Source data
[START]

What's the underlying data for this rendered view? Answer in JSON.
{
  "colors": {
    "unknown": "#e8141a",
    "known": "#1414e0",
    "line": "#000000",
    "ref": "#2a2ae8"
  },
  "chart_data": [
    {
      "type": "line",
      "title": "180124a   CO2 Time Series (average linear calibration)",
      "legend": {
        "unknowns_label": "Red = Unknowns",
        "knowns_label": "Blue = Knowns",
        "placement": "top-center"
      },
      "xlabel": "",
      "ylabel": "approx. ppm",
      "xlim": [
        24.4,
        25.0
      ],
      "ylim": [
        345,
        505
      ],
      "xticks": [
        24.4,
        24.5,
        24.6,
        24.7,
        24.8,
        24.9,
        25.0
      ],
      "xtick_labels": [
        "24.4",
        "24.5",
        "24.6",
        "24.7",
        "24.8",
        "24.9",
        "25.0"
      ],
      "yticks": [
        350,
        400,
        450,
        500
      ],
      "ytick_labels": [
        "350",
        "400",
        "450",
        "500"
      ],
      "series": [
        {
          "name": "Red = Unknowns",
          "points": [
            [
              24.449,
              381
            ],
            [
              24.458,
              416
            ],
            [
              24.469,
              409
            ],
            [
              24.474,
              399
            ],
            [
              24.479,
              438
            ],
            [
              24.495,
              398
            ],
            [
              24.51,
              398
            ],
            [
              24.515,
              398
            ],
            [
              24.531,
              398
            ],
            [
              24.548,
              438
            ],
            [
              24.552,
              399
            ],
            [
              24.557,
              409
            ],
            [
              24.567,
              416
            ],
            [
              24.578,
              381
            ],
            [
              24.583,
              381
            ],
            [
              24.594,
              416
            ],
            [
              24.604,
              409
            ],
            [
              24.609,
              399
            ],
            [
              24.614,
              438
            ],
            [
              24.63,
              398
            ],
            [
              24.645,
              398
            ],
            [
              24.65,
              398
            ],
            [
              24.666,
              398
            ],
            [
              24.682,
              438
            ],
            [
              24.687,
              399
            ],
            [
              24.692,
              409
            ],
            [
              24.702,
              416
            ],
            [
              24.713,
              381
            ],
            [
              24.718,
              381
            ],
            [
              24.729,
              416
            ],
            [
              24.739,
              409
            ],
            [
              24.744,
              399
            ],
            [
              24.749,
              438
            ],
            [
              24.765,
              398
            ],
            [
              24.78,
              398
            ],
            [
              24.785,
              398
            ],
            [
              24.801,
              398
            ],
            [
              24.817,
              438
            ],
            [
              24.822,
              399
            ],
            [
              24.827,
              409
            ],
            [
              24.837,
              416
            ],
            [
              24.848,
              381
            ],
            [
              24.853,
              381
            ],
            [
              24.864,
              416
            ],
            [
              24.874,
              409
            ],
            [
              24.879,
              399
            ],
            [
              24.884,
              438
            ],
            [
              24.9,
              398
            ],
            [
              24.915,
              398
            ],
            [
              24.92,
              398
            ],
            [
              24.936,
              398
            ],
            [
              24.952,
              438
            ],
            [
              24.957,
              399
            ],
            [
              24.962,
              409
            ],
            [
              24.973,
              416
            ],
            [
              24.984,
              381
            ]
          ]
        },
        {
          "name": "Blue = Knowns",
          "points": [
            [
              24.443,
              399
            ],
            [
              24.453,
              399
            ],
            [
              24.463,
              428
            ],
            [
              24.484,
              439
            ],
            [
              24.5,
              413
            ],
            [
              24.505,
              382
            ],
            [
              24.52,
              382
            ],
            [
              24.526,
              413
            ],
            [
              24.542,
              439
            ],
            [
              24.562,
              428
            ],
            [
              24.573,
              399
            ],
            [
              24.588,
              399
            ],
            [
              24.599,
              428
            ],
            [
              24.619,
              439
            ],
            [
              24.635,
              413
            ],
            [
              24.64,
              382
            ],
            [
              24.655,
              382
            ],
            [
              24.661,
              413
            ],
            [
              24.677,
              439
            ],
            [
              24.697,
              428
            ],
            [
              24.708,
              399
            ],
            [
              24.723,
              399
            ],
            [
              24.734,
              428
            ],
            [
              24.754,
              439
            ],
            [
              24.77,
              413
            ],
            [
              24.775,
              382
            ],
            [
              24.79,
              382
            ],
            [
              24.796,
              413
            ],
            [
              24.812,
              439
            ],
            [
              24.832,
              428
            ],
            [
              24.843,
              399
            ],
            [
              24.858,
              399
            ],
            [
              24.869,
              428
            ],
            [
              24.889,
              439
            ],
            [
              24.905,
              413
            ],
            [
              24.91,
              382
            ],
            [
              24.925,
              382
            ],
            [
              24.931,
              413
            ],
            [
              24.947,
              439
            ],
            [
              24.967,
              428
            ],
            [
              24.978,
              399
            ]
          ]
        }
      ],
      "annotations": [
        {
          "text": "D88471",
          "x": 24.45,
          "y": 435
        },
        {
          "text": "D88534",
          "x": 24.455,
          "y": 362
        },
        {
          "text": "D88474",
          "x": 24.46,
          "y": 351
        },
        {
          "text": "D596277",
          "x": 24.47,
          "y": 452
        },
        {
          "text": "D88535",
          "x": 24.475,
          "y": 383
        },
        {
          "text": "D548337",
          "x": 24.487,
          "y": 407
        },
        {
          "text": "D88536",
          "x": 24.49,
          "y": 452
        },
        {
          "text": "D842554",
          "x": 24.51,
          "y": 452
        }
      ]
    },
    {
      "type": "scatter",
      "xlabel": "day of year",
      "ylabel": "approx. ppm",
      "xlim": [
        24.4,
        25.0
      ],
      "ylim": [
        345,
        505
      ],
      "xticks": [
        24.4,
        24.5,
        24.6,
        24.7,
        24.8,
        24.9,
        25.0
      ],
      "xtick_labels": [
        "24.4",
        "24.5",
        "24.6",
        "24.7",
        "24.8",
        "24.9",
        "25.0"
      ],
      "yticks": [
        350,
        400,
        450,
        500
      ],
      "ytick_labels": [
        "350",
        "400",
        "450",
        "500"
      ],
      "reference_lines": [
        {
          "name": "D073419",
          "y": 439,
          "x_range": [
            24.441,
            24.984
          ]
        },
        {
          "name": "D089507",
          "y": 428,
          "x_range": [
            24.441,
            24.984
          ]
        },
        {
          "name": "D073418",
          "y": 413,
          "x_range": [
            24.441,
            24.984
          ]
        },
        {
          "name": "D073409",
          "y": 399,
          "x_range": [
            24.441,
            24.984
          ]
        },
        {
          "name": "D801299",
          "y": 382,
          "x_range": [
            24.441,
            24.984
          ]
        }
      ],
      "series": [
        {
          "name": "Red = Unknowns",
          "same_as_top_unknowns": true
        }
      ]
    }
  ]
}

[END]

◆ Brief
Write all of the records out again exactly.

◆ The output
What's the underlying data for this rendered view? Answer in JSON.
{
  "colors": {
    "unknown": "#e8141a",
    "known": "#1414e0",
    "line": "#000000",
    "ref": "#2a2ae8"
  },
  "chart_data": [
    {
      "type": "line",
      "title": "180124a   CO2 Time Series (average linear calibration)",
      "legend": {
        "unknowns_label": "Red = Unknowns",
        "knowns_label": "Blue = Knowns",
        "placement": "top-center"
      },
      "xlabel": "",
      "ylabel": "approx. ppm",
      "xlim": [
        24.4,
        25.0
      ],
      "ylim": [
        345,
        505
      ],
      "xticks": [
        24.4,
        24.5,
        24.6,
        24.7,
        24.8,
        24.9,
        25.0
      ],
      "xtick_labels": [
        "24.4",
        "24.5",
        "24.6",
        "24.7",
        "24.8",
        "24.9",
        "25.0"
      ],
      "yticks": [
        350,
        400,
        450,
        500
      ],
      "ytick_labels": [
        "350",
        "400",
        "450",
        "500"
      ],
      "series": [
        {
          "name": "Red = Unknowns",
          "points": [
            [
              24.449,
              381
            ],
            [
              24.458,
              416
            ],
            [
              24.469,
              409
            ],
            [
              24.474,
              399
            ],
            [
              24.479,
              438
            ],
            [
              24.495,
              398
            ],
            [
              24.51,
              398
            ],
            [
              24.515,
              398
            ],
            [
              24.531,
              398
            ],
            [
              24.548,
              438
            ],
            [
              24.552,
              399
            ],
            [
              24.557,
              409
            ],
            [
              24.567,
              416
            ],
            [
              24.578,
              381
            ],
            [
              24.583,
              381
            ],
            [
              24.594,
              416
            ],
            [
              24.604,
              409
            ],
            [
              24.609,
              399
            ],
            [
              24.614,
              438
            ],
            [
              24.63,
              398
            ],
            [
              24.645,
              398
            ],
            [
              24.65,
              398
            ],
            [
              24.666,
              398
            ],
            [
              24.682,
              438
            ],
            [
              24.687,
              399
            ],
            [
              24.692,
              409
            ],
            [
              24.702,
              416
            ],
            [
              24.713,
              381
            ],
            [
              24.718,
              381
            ],
            [
              24.729,
              416
            ],
            [
              24.739,
              409
            ],
            [
              24.744,
              399
            ],
            [
              24.749,
              438
            ],
            [
              24.765,
              398
            ],
            [
              24.78,
              398
            ],
            [
              24.785,
              398
            ],
            [
              24.801,
              398
            ],
            [
              24.817,
              438
            ],
            [
              24.822,
              399
            ],
            [
              24.827,
              409
            ],
            [
              24.837,
              416
            ],
            [
              24.848,
              381
            ],
            [
              24.853,
              381
            ],
            [
              24.864,
              416
            ],
            [
              24.874,
              409
            ],
            [
              24.879,
              399
            ],
            [
              24.884,
              438
            ],
            [
              24.9,
              398
            ],
            [
              24.915,
              398
            ],
            [
              24.92,
              398
            ],
            [
              24.936,
              398
            ],
            [
              24.952,
              438
            ],
            [
              24.957,
              399
            ],
            [
              24.962,
              409
            ],
            [
              24.973,
              416
            ],
            [
              24.984,
              381
            ]
          ]
        },
        {
          "name": "Blue = Knowns",
          "points": [
            [
              24.443,
              399
            ],
            [
              24.453,
              399
            ],
            [
              24.463,
              428
            ],
            [
              24.484,
              439
            ],
            [
              24.5,
              413
            ],
            [
              24.505,
              382
            ],
            [
              24.52,
              382
            ],
            [
              24.526,
              413
            ],
            [
              24.542,
              439
            ],
            [
              24.562,
              428
            ],
            [
              24.573,
              399
            ],
            [
              24.588,
              399
            ],
            [
              24.599,
              428
            ],
            [
              24.619,
              439
            ],
            [
              24.635,
              413
            ],
            [
              24.64,
              382
            ],
            [
              24.655,
              382
            ],
            [
              24.661,
              413
            ],
            [
              24.677,
              439
            ],
            [
              24.697,
              428
            ],
            [
              24.708,
              399
            ],
            [
              24.723,
              399
            ],
            [
              24.734,
              428
            ],
            [
              24.754,
              439
            ],
            [
              24.77,
              413
            ],
            [
              24.775,
              382
            ],
            [
              24.79,
              382
            ],
            [
              24.796,
              413
            ],
            [
              24.812,
              439
            ],
            [
              24.832,
              428
            ],
            [
              24.843,
              399
            ],
            [
              24.858,
              399
            ],
            [
              24.869,
              428
            ],
            [
              24.889,
              439
            ],
            [
              24.905,
              413
            ],
            [
              24.91,
              382
            ],
            [
              24.925,
              382
            ],
            [
              24.931,
              413
            ],
            [
              24.947,
              439
            ],
            [
              24.967,
              428
            ],
            [
              24.978,
              399
            ]
          ]
        }
      ],
      "annotations": [
        {
          "text": "D88471",
          "x": 24.45,
          "y": 435
        },
        {
          "text": "D88534",
          "x": 24.455,
          "y": 362
        },
        {
          "text": "D88474",
          "x": 24.46,
          "y": 351
        },
        {
          "text": "D596277",
          "x": 24.47,
          "y": 452
        },
        {
          "text": "D88535",
          "x": 24.475,
          "y": 383
        },
        {
          "text": "D548337",
          "x": 24.487,
          "y": 407
        },
        {
          "text": "D88536",
          "x": 24.49,
          "y": 452
        },
        {
          "text": "D842554",
          "x": 24.51,
          "y": 452
        }
      ]
    },
    {
      "type": "scatter",
      "xlabel": "day of year",
      "ylabel": "approx. ppm",
      "xlim": [
        24.4,
        25.0
      ],
      "ylim": [
        345,
        505
      ],
      "xticks": [
        24.4,
        24.5,
        24.6,
        24.7,
        24.8,
        24.9,
        25.0
      ],
      "xtick_labels": [
        "24.4",
        "24.5",
        "24.6",
        "24.7",
        "24.8",
        "24.9",
        "25.0"
      ],
      "yticks": [
        350,
        400,
        450,
        500
      ],
      "ytick_labels": [
        "350",
        "400",
        "450",
        "500"
      ],
      "reference_lines": [
        {
          "name": "D073419",
          "y": 439,
          "x_range": [
            24.441,
            24.984
          ]
        },
        {
          "name": "D089507",
          "y": 428,
          "x_range": [
            24.441,
            24.984
          ]
        },
        {
          "name": "D073418",
          "y": 413,
          "x_range": [
            24.441,
            24.984
          ]
        },
        {
          "name": "D073409",
          "y": 399,
          "x_range": [
            24.441,
            24.984
          ]
        },
        {
          "name": "D801299",
          "y": 382,
          "x_range": [
            24.441,
            24.984
          ]
        }
      ],
      "series": [
        {
          "name": "Red = Unknowns",
          "same_as_top_unknowns": true
        }
      ]
    }
  ]
}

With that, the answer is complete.